Dataset rows:
+++

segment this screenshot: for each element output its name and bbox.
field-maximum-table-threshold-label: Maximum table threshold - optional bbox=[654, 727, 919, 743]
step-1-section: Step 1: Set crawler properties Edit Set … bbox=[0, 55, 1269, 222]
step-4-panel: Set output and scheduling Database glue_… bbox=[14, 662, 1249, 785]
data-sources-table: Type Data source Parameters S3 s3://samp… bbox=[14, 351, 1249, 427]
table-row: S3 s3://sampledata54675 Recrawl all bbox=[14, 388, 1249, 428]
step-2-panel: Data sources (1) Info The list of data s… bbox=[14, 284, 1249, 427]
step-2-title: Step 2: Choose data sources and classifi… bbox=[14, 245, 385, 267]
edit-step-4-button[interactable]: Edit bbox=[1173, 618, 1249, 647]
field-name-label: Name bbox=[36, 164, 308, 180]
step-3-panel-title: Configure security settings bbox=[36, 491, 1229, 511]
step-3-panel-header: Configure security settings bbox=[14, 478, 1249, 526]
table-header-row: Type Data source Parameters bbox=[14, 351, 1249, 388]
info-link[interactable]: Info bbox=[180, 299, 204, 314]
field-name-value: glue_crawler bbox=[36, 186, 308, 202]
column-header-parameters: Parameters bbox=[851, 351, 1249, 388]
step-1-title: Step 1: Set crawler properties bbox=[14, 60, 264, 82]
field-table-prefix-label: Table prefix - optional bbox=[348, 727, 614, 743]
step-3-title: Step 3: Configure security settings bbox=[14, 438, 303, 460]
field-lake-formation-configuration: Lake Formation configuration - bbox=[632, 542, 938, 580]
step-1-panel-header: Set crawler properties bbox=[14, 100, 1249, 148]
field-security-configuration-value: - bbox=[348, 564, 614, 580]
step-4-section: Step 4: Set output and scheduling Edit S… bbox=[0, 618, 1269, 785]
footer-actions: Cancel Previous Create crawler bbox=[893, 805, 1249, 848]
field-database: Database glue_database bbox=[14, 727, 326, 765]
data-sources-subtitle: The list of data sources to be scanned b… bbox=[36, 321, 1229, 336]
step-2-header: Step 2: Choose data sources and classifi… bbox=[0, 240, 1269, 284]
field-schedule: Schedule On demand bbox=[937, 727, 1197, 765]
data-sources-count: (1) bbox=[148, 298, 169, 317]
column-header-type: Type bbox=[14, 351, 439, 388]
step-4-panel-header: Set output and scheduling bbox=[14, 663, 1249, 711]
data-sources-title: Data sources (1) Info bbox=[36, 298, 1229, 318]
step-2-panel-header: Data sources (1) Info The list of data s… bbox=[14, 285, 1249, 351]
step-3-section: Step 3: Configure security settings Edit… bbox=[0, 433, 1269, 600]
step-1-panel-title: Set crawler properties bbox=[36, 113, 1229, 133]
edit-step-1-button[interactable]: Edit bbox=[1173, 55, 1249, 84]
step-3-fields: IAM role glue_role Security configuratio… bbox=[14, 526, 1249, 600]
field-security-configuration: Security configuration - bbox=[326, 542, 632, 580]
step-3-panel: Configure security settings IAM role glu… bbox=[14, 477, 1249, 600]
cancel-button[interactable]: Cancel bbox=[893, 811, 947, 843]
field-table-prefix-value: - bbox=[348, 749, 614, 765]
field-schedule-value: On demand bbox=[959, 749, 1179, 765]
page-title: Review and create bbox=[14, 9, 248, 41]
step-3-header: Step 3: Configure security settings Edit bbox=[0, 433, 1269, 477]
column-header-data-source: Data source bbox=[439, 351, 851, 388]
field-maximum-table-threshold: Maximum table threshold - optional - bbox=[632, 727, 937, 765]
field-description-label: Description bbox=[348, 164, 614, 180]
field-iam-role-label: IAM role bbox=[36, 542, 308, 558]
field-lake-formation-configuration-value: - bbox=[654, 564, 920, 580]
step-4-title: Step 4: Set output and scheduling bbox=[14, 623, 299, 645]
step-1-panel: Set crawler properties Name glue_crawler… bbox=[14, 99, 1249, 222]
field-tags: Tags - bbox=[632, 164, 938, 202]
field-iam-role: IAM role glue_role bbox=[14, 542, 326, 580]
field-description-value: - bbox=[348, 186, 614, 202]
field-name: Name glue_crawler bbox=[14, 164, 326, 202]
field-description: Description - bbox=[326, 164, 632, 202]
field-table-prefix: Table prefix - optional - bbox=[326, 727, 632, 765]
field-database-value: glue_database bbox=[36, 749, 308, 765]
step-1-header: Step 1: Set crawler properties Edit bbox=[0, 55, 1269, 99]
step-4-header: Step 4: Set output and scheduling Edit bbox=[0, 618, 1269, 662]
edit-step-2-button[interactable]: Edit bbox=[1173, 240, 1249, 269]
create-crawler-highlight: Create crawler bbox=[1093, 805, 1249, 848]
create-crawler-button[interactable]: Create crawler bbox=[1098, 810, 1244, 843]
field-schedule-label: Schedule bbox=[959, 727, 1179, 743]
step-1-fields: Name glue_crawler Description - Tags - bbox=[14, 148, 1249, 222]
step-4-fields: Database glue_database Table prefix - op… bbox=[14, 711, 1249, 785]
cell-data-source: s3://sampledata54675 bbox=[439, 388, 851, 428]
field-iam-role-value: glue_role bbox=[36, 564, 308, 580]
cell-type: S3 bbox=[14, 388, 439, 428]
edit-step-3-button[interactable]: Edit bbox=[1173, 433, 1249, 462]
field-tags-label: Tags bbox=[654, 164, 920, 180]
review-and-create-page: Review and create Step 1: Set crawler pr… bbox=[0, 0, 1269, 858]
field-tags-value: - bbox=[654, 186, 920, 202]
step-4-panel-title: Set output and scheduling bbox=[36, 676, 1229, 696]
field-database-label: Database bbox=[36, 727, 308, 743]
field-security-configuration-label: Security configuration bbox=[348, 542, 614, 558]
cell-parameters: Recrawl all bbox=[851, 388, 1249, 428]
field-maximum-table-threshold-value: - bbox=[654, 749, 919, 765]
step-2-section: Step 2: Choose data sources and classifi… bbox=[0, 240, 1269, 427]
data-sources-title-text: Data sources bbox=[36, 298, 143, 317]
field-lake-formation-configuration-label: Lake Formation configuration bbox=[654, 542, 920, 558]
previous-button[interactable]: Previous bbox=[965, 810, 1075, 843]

+++

• **Problem statement**: Update the data above by replacing every "glue_crawler" with "sales_crawler", leaving everything else unchanged.

• **Task output**:
segment this screenshot: for each element output its name and bbox.
field-maximum-table-threshold-label: Maximum table threshold - optional bbox=[654, 727, 919, 743]
step-1-section: Step 1: Set crawler properties Edit Set … bbox=[0, 55, 1269, 222]
step-4-panel: Set output and scheduling Database glue_… bbox=[14, 662, 1249, 785]
data-sources-table: Type Data source Parameters S3 s3://samp… bbox=[14, 351, 1249, 427]
table-row: S3 s3://sampledata54675 Recrawl all bbox=[14, 388, 1249, 428]
step-2-panel: Data sources (1) Info The list of data s… bbox=[14, 284, 1249, 427]
step-2-title: Step 2: Choose data sources and classifi… bbox=[14, 245, 385, 267]
edit-step-4-button[interactable]: Edit bbox=[1173, 618, 1249, 647]
field-name-label: Name bbox=[36, 164, 308, 180]
step-3-panel-title: Configure security settings bbox=[36, 491, 1229, 511]
step-3-panel-header: Configure security settings bbox=[14, 478, 1249, 526]
table-header-row: Type Data source Parameters bbox=[14, 351, 1249, 388]
info-link[interactable]: Info bbox=[180, 299, 204, 314]
field-name-value: sales_crawler bbox=[36, 186, 308, 202]
column-header-parameters: Parameters bbox=[851, 351, 1249, 388]
step-1-title: Step 1: Set crawler properties bbox=[14, 60, 264, 82]
field-table-prefix-label: Table prefix - optional bbox=[348, 727, 614, 743]
step-3-title: Step 3: Configure security settings bbox=[14, 438, 303, 460]
field-lake-formation-configuration: Lake Formation configuration - bbox=[632, 542, 938, 580]
step-1-panel-header: Set crawler properties bbox=[14, 100, 1249, 148]
field-security-configuration-value: - bbox=[348, 564, 614, 580]
step-4-section: Step 4: Set output and scheduling Edit S… bbox=[0, 618, 1269, 785]
footer-actions: Cancel Previous Create crawler bbox=[893, 805, 1249, 848]
field-database: Database glue_database bbox=[14, 727, 326, 765]
data-sources-subtitle: The list of data sources to be scanned b… bbox=[36, 321, 1229, 336]
step-2-header: Step 2: Choose data sources and classifi… bbox=[0, 240, 1269, 284]
field-schedule: Schedule On demand bbox=[937, 727, 1197, 765]
data-sources-count: (1) bbox=[148, 298, 169, 317]
column-header-type: Type bbox=[14, 351, 439, 388]
step-4-panel-header: Set output and scheduling bbox=[14, 663, 1249, 711]
data-sources-title: Data sources (1) Info bbox=[36, 298, 1229, 318]
step-2-panel-header: Data sources (1) Info The list of data s… bbox=[14, 285, 1249, 351]
step-3-section: Step 3: Configure security settings Edit… bbox=[0, 433, 1269, 600]
step-1-panel-title: Set crawler properties bbox=[36, 113, 1229, 133]
edit-step-1-button[interactable]: Edit bbox=[1173, 55, 1249, 84]
step-3-fields: IAM role glue_role Security configuratio… bbox=[14, 526, 1249, 600]
field-security-configuration: Security configuration - bbox=[326, 542, 632, 580]
step-3-panel: Configure security settings IAM role glu… bbox=[14, 477, 1249, 600]
cancel-button[interactable]: Cancel bbox=[893, 811, 947, 843]
field-table-prefix-value: - bbox=[348, 749, 614, 765]
field-schedule-value: On demand bbox=[959, 749, 1179, 765]
page-title: Review and create bbox=[14, 9, 248, 41]
step-3-header: Step 3: Configure security settings Edit bbox=[0, 433, 1269, 477]
column-header-data-source: Data source bbox=[439, 351, 851, 388]
field-maximum-table-threshold: Maximum table threshold - optional - bbox=[632, 727, 937, 765]
field-description-label: Description bbox=[348, 164, 614, 180]
field-iam-role-label: IAM role bbox=[36, 542, 308, 558]
field-lake-formation-configuration-value: - bbox=[654, 564, 920, 580]
step-4-title: Step 4: Set output and scheduling bbox=[14, 623, 299, 645]
step-1-panel: Set crawler properties Name sales_crawler… bbox=[14, 99, 1249, 222]
field-tags: Tags - bbox=[632, 164, 938, 202]
field-iam-role: IAM role glue_role bbox=[14, 542, 326, 580]
field-description-value: - bbox=[348, 186, 614, 202]
field-name: Name sales_crawler bbox=[14, 164, 326, 202]
field-description: Description - bbox=[326, 164, 632, 202]
field-table-prefix: Table prefix - optional - bbox=[326, 727, 632, 765]
field-database-value: glue_database bbox=[36, 749, 308, 765]
step-1-header: Step 1: Set crawler properties Edit bbox=[0, 55, 1269, 99]
step-4-header: Step 4: Set output and scheduling Edit bbox=[0, 618, 1269, 662]
edit-step-2-button[interactable]: Edit bbox=[1173, 240, 1249, 269]
create-crawler-highlight: Create crawler bbox=[1093, 805, 1249, 848]
create-crawler-button[interactable]: Create crawler bbox=[1098, 810, 1244, 843]
field-schedule-label: Schedule bbox=[959, 727, 1179, 743]
step-1-fields: Name sales_crawler Description - Tags - bbox=[14, 148, 1249, 222]
step-4-fields: Database glue_database Table prefix - op… bbox=[14, 711, 1249, 785]
cell-data-source: s3://sampledata54675 bbox=[439, 388, 851, 428]
field-iam-role-value: glue_role bbox=[36, 564, 308, 580]
cell-type: S3 bbox=[14, 388, 439, 428]
edit-step-3-button[interactable]: Edit bbox=[1173, 433, 1249, 462]
field-tags-label: Tags bbox=[654, 164, 920, 180]
review-and-create-page: Review and create Step 1: Set crawler pr… bbox=[0, 0, 1269, 858]
field-tags-value: - bbox=[654, 186, 920, 202]
step-4-panel-title: Set output and scheduling bbox=[36, 676, 1229, 696]
field-database-label: Database bbox=[36, 727, 308, 743]
field-security-configuration-label: Security configuration bbox=[348, 542, 614, 558]
cell-parameters: Recrawl all bbox=[851, 388, 1249, 428]
field-maximum-table-threshold-value: - bbox=[654, 749, 919, 765]
step-2-section: Step 2: Choose data sources and classifi… bbox=[0, 240, 1269, 427]
data-sources-title-text: Data sources bbox=[36, 298, 143, 317]
field-lake-formation-configuration-label: Lake Formation configuration bbox=[654, 542, 920, 558]
previous-button[interactable]: Previous bbox=[965, 810, 1075, 843]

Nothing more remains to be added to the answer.